- **PROMPT**
Reproduce each line of the material precisely.

- **STORED RECORDS**
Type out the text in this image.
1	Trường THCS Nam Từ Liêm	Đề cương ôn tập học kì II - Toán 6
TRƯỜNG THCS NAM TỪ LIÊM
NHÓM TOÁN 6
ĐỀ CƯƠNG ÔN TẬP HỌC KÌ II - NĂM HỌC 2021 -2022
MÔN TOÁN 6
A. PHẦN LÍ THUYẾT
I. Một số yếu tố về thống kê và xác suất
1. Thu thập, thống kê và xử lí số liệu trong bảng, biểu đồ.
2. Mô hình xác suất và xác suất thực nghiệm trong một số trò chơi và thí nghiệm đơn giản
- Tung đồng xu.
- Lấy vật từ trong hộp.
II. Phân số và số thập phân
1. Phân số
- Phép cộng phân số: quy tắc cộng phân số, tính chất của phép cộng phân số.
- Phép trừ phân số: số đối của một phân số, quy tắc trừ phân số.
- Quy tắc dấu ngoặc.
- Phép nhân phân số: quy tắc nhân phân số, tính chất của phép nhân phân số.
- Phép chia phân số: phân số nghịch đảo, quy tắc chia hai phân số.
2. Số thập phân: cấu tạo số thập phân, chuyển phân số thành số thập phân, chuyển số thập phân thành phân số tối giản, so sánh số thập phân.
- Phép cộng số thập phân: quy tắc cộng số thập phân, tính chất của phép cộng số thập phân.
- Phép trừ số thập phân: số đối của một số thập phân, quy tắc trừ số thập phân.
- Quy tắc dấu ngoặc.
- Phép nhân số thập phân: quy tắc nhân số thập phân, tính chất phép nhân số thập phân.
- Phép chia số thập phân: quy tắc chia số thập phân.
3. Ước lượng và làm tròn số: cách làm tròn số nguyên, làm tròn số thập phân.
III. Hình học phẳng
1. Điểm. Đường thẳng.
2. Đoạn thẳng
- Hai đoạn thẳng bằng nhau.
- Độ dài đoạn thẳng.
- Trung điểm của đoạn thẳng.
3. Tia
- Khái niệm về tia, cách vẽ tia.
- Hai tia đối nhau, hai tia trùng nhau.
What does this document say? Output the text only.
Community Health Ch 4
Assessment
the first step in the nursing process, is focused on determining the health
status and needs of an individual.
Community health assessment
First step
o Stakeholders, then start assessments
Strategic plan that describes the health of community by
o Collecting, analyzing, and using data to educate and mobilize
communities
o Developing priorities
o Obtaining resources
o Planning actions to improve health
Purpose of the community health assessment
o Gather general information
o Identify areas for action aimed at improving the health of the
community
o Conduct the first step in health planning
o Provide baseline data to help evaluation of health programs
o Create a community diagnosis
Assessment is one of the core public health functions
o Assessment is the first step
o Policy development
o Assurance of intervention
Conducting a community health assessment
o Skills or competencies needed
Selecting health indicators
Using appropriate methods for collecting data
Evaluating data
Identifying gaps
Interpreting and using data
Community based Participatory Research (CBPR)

- **COMPLETED EXERCISE**
Type out the text in this image.
1	Trường THCS Nam Từ Liêm	Đề cương ôn tập học kì II - Toán 6
TRƯỜNG THCS NAM TỪ LIÊM
NHÓM TOÁN 6
ĐỀ CƯƠNG ÔN TẬP HỌC KÌ II - NĂM HỌC 2021 -2022
MÔN TOÁN 6
A. PHẦN LÍ THUYẾT
I. Một số yếu tố về thống kê và xác suất
1. Thu thập, thống kê và xử lí số liệu trong bảng, biểu đồ.
2. Mô hình xác suất và xác suất thực nghiệm trong một số trò chơi và thí nghiệm đơn giản
- Tung đồng xu.
- Lấy vật từ trong hộp.
II. Phân số và số thập phân
1. Phân số
- Phép cộng phân số: quy tắc cộng phân số, tính chất của phép cộng phân số.
- Phép trừ phân số: số đối của một phân số, quy tắc trừ phân số.
- Quy tắc dấu ngoặc.
- Phép nhân phân số: quy tắc nhân phân số, tính chất của phép nhân phân số.
- Phép chia phân số: phân số nghịch đảo, quy tắc chia hai phân số.
2. Số thập phân: cấu tạo số thập phân, chuyển phân số thành số thập phân, chuyển số thập phân thành phân số tối giản, so sánh số thập phân.
- Phép cộng số thập phân: quy tắc cộng số thập phân, tính chất của phép cộng số thập phân.
- Phép trừ số thập phân: số đối của một số thập phân, quy tắc trừ số thập phân.
- Quy tắc dấu ngoặc.
- Phép nhân số thập phân: quy tắc nhân số thập phân, tính chất phép nhân số thập phân.
- Phép chia số thập phân: quy tắc chia số thập phân.
3. Ước lượng và làm tròn số: cách làm tròn số nguyên, làm tròn số thập phân.
III. Hình học phẳng
1. Điểm. Đường thẳng.
2. Đoạn thẳng
- Hai đoạn thẳng bằng nhau.
- Độ dài đoạn thẳng.
- Trung điểm của đoạn thẳng.
3. Tia
- Khái niệm về tia, cách vẽ tia.
- Hai tia đối nhau, hai tia trùng nhau.
What does this document say? Output the text only.
Community Health Ch 4
Assessment
the first step in the nursing process, is focused on determining the health
status and needs of an individual.
Community health assessment
First step
o Stakeholders, then start assessments
Strategic plan that describes the health of community by
o Collecting, analyzing, and using data to educate and mobilize
communities
o Developing priorities
o Obtaining resources
o Planning actions to improve health
Purpose of the community health assessment
o Gather general information
o Identify areas for action aimed at improving the health of the
community
o Conduct the first step in health planning
o Provide baseline data to help evaluation of health programs
o Create a community diagnosis
Assessment is one of the core public health functions
o Assessment is the first step
o Policy development
o Assurance of intervention
Conducting a community health assessment
o Skills or competencies needed
Selecting health indicators
Using appropriate methods for collecting data
Evaluating data
Identifying gaps
Interpreting and using data
Community based Participatory Research (CBPR)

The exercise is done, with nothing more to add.